#### THE REQUEST:
A line counts if it contains the word "Multiple" at least once. State how many such lines the records contain, giving the number alone.

[Dataset items]
= = = = =

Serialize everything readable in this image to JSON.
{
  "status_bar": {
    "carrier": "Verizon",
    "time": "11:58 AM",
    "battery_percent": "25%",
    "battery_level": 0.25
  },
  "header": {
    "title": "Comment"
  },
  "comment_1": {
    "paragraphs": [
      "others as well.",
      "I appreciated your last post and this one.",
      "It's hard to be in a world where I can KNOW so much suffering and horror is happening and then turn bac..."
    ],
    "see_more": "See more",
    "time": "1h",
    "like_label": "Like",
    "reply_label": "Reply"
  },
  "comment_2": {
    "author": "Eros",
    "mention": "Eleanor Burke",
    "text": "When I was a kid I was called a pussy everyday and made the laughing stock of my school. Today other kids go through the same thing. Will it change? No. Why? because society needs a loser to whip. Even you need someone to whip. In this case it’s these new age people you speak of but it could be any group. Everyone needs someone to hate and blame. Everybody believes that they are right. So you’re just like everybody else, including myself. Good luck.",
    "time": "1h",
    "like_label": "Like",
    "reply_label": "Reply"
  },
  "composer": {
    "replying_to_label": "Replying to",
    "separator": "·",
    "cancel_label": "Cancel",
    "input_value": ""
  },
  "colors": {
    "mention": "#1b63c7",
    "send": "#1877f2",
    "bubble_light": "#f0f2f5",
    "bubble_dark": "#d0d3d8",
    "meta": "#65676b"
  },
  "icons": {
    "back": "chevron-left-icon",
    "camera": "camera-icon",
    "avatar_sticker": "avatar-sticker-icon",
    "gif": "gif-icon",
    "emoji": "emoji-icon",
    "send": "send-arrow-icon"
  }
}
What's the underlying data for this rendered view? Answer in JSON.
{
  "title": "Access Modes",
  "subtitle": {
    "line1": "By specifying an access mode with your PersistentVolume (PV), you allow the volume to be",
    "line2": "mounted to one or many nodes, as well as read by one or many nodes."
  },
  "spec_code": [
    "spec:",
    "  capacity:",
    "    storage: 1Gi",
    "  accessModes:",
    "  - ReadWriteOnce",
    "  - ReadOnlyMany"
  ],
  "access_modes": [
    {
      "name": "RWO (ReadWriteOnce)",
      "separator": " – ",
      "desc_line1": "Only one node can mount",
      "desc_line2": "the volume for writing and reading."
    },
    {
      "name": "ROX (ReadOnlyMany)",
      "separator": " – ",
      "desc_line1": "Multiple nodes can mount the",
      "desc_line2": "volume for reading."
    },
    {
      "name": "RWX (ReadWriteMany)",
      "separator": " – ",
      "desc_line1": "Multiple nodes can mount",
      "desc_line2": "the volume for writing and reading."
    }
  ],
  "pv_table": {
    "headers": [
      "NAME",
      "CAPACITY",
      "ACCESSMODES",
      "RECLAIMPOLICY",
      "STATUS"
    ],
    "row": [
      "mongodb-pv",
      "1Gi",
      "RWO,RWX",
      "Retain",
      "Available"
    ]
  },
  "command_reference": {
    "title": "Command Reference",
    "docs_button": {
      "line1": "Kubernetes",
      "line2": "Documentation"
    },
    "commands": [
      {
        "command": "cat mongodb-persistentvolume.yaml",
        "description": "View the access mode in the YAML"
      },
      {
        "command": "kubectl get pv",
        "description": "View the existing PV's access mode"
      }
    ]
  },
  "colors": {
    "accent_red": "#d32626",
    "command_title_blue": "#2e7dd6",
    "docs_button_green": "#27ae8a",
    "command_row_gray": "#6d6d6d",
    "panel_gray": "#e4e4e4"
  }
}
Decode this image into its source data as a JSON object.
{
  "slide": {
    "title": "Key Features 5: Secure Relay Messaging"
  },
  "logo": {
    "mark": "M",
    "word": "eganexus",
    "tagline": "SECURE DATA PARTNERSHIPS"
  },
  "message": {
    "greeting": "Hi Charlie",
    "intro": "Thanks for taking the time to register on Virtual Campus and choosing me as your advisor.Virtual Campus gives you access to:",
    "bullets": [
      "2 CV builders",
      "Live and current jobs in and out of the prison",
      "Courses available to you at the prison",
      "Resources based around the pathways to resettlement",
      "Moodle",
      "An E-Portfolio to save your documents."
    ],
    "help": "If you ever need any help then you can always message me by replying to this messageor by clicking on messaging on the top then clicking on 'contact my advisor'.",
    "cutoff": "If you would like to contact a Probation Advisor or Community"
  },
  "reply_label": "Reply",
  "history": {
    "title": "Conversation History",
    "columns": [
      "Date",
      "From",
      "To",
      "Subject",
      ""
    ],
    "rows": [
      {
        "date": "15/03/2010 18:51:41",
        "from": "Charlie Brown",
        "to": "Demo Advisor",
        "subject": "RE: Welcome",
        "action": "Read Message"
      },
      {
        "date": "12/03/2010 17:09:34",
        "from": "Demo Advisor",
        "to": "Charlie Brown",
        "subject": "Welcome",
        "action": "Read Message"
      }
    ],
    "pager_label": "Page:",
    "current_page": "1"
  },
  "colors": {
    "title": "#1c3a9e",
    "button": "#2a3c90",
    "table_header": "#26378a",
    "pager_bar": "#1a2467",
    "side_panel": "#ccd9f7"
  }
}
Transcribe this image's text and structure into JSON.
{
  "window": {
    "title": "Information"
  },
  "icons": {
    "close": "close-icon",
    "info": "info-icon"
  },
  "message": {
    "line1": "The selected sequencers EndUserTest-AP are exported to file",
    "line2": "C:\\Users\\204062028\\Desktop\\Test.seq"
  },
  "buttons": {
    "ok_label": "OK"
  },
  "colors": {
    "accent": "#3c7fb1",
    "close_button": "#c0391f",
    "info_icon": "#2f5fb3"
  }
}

= = = = =

#### FINISHED TASK:
2